> Given records:
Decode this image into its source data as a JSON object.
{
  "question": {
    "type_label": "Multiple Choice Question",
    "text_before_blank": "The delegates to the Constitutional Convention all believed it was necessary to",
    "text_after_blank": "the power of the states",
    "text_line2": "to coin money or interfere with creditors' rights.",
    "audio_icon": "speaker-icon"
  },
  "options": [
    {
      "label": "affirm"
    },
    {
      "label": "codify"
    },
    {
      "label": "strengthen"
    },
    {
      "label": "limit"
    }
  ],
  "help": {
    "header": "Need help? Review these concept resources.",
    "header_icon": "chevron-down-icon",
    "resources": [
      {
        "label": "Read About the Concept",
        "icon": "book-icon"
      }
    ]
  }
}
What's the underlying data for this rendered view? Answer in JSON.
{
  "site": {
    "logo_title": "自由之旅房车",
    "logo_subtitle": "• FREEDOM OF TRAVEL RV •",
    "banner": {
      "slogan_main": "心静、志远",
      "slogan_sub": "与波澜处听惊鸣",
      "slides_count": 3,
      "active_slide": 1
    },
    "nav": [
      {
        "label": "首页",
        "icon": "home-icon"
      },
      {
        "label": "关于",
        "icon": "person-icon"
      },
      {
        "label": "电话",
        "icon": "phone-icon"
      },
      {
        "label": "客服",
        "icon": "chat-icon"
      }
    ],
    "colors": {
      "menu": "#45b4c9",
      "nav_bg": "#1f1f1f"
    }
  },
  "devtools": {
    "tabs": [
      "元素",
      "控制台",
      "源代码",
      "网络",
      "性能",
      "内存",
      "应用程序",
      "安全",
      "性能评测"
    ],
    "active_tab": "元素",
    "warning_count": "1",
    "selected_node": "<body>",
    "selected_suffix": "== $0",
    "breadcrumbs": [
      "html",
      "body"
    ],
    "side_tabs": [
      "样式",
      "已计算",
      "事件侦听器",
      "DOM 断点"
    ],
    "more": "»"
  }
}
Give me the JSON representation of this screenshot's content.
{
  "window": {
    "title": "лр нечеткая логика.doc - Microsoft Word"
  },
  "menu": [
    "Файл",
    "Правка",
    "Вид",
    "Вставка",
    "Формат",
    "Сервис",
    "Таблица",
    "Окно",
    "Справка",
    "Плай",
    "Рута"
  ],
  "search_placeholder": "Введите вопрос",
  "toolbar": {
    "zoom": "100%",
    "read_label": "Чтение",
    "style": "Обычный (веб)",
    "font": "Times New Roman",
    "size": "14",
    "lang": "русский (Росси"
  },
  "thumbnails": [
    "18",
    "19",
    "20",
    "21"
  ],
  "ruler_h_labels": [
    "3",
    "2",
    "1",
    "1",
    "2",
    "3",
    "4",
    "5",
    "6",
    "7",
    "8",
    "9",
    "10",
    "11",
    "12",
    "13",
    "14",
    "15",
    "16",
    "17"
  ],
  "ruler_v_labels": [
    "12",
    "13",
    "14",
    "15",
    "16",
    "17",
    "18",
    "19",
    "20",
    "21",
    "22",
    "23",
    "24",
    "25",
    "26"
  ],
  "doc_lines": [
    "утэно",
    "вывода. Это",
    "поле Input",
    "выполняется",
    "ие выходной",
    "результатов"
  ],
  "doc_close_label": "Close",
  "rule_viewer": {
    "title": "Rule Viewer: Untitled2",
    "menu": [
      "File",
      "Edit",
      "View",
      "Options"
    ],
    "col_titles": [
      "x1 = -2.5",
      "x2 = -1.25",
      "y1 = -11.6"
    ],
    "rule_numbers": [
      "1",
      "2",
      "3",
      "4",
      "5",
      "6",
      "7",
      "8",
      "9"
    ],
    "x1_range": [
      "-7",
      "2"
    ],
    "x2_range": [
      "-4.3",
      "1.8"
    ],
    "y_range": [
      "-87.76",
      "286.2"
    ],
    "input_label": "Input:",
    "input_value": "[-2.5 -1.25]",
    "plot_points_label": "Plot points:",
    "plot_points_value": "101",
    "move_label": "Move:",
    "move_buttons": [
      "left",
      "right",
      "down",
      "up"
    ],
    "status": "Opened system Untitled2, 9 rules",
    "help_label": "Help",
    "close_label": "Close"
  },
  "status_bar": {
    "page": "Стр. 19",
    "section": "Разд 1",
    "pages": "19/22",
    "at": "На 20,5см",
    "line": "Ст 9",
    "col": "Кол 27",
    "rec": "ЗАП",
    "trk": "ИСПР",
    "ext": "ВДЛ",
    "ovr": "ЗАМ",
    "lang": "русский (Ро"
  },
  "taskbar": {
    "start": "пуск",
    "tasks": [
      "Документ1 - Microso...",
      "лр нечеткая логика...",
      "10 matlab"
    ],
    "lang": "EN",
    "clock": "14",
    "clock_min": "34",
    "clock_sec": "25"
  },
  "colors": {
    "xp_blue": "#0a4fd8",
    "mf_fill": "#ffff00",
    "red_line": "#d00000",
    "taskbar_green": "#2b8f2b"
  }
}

> Exercise details: Pick out all the lines with the word "lang" in them and copy them.

> Complete answer:
    "lang": "русский (Росси"
    "lang": "русский (Ро"
    "lang": "EN",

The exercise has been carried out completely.